[Start of Provided information]

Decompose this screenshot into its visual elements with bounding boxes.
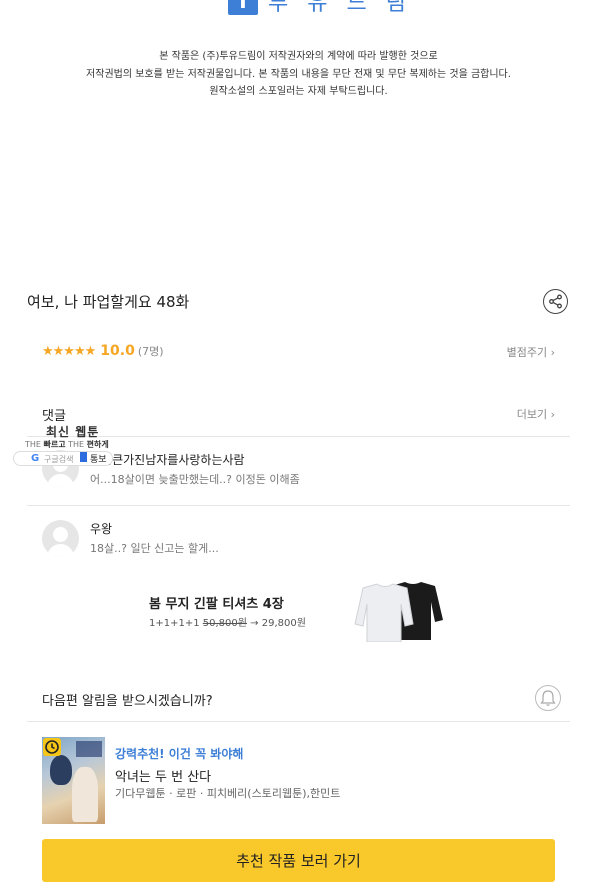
ad-sale-price: 29,800원: [261, 618, 306, 629]
recommend-meta: 기다무웹툰 · 로판 · 피치베리(스토리웹툰),한민트: [115, 787, 341, 800]
rating-summary: ★★★★★ 10.0 (7명): [42, 343, 164, 359]
notice-line: 저작권법의 보호를 받는 저작권물입니다. 본 작품의 내용을 무단 전재 및 …: [86, 68, 511, 80]
publisher-logo: T 투 유 드 림: [228, 0, 412, 16]
bookmark-icon: [80, 452, 87, 462]
bell-icon: [540, 690, 556, 706]
comments-more-link[interactable]: 더보기 ›: [517, 406, 555, 422]
copyright-notice: 본 작품은 (주)투유드림이 저작권자와의 계약에 따라 발행한 것으로 저작권…: [0, 48, 597, 101]
logo-text: 투 유 드 림: [268, 0, 412, 16]
divider: [27, 721, 570, 722]
tshirt-image[interactable]: [353, 580, 443, 642]
notice-line: 본 작품은 (주)투유드림이 저작권자와의 계약에 따라 발행한 것으로: [159, 51, 438, 62]
recommend-title[interactable]: 악녀는 두 번 산다: [115, 766, 211, 785]
recommend-label: 강력추천! 이건 꼭 봐야해: [115, 747, 244, 761]
google-icon: G: [31, 453, 40, 464]
comments-heading: 댓글: [42, 409, 66, 424]
notify-prompt: 다음편 알림을 받으시겠습니까?: [42, 694, 213, 709]
overlay-tagline: THE 빠르고 THE 편하게: [25, 440, 109, 449]
search-label: 구글검색: [44, 455, 74, 464]
star-icons: ★★★★★: [42, 343, 96, 359]
rating-score: 10.0: [100, 343, 135, 359]
share-icon: [549, 294, 562, 309]
ad-title[interactable]: 봄 무지 긴팔 티셔츠 4장: [149, 593, 284, 612]
notify-bell-button[interactable]: [535, 685, 561, 711]
comment-text: 어...18살이면 늦출만했는데..? 이정돈 이해좀: [90, 473, 300, 486]
overlay-tong-label[interactable]: 통보: [90, 452, 107, 465]
rating-count: (7명): [137, 345, 164, 358]
logo-mark: T: [228, 0, 258, 15]
clock-icon: [43, 738, 61, 756]
avatar: [42, 520, 79, 557]
comment-author: 가슴큰가진남자를사랑하는사람: [90, 453, 245, 467]
divider: [27, 505, 570, 506]
comment-text: 18살..? 일단 신고는 할게...: [90, 542, 219, 555]
share-button[interactable]: [543, 289, 568, 314]
comment-author: 우왕: [90, 522, 113, 536]
ad-original-price: 50,800원: [202, 618, 247, 629]
rate-button[interactable]: 별점주기 ›: [507, 344, 555, 360]
notice-line: 원작소설의 스포일러는 자제 부탁드립니다.: [209, 86, 388, 97]
ad-price: 1+1+1+1 50,800원 → 29,800원: [149, 618, 306, 629]
overlay-title: 최신 웹툰: [46, 425, 100, 439]
episode-title: 여보, 나 파업할게요 48화: [27, 293, 190, 311]
recommend-thumbnail[interactable]: [42, 737, 105, 824]
recommend-cta-button[interactable]: 추천 작품 보러 가기: [42, 839, 555, 882]
divider: [27, 436, 570, 437]
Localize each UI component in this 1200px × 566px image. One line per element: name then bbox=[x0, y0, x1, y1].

[End of Provided information]

## What is being asked
Rewrite all of the lines above, changing every "divider" to "separator" and leaving everything else unchanged. Omit the picture from your version.

## Result of this task
Decompose this screenshot into its visual elements with bounding boxes.
ad-sale-price: 29,800원: [261, 618, 306, 629]
recommend-meta: 기다무웹툰 · 로판 · 피치베리(스토리웹툰),한민트: [115, 787, 341, 800]
rating-summary: ★★★★★ 10.0 (7명): [42, 343, 164, 359]
notice-line: 저작권법의 보호를 받는 저작권물입니다. 본 작품의 내용을 무단 전재 및 …: [86, 68, 511, 80]
publisher-logo: T 투 유 드 림: [228, 0, 412, 16]
bookmark-icon: [80, 452, 87, 462]
bell-icon: [540, 690, 556, 706]
comments-more-link[interactable]: 더보기 ›: [517, 406, 555, 422]
copyright-notice: 본 작품은 (주)투유드림이 저작권자와의 계약에 따라 발행한 것으로 저작권…: [0, 48, 597, 101]
logo-text: 투 유 드 림: [268, 0, 412, 16]
separator: [27, 721, 570, 722]
tshirt-image[interactable]: [353, 580, 443, 642]
notice-line: 본 작품은 (주)투유드림이 저작권자와의 계약에 따라 발행한 것으로: [159, 51, 438, 62]
recommend-title[interactable]: 악녀는 두 번 산다: [115, 766, 211, 785]
recommend-label: 강력추천! 이건 꼭 봐야해: [115, 747, 244, 761]
google-icon: G: [31, 453, 40, 464]
comments-heading: 댓글: [42, 409, 66, 424]
notify-prompt: 다음편 알림을 받으시겠습니까?: [42, 694, 213, 709]
overlay-tagline: THE 빠르고 THE 편하게: [25, 440, 109, 449]
search-label: 구글검색: [44, 455, 74, 464]
star-icons: ★★★★★: [42, 343, 96, 359]
rating-score: 10.0: [100, 343, 135, 359]
share-icon: [549, 294, 562, 309]
ad-title[interactable]: 봄 무지 긴팔 티셔츠 4장: [149, 593, 284, 612]
notify-bell-button[interactable]: [535, 685, 561, 711]
comment-text: 어...18살이면 늦출만했는데..? 이정돈 이해좀: [90, 473, 300, 486]
overlay-tong-label[interactable]: 통보: [90, 452, 107, 465]
rating-count: (7명): [137, 345, 164, 358]
logo-mark: T: [228, 0, 258, 15]
clock-icon: [43, 738, 61, 756]
avatar: [42, 520, 79, 557]
comment-author: 가슴큰가진남자를사랑하는사람: [90, 453, 245, 467]
separator: [27, 505, 570, 506]
comment-text: 18살..? 일단 신고는 할게...: [90, 542, 219, 555]
share-button[interactable]: [543, 289, 568, 314]
comment-author: 우왕: [90, 522, 113, 536]
ad-original-price: 50,800원: [202, 618, 247, 629]
rate-button[interactable]: 별점주기 ›: [507, 344, 555, 360]
notice-line: 원작소설의 스포일러는 자제 부탁드립니다.: [209, 86, 388, 97]
ad-price: 1+1+1+1 50,800원 → 29,800원: [149, 618, 306, 629]
overlay-title: 최신 웹툰: [46, 425, 100, 439]
episode-title: 여보, 나 파업할게요 48화: [27, 293, 190, 311]
recommend-thumbnail[interactable]: [42, 737, 105, 824]
recommend-cta-button[interactable]: 추천 작품 보러 가기: [42, 839, 555, 882]
separator: [27, 436, 570, 437]
Localize each UI component in this 1200px × 566px image. One line per element: name then bbox=[x0, y0, x1, y1].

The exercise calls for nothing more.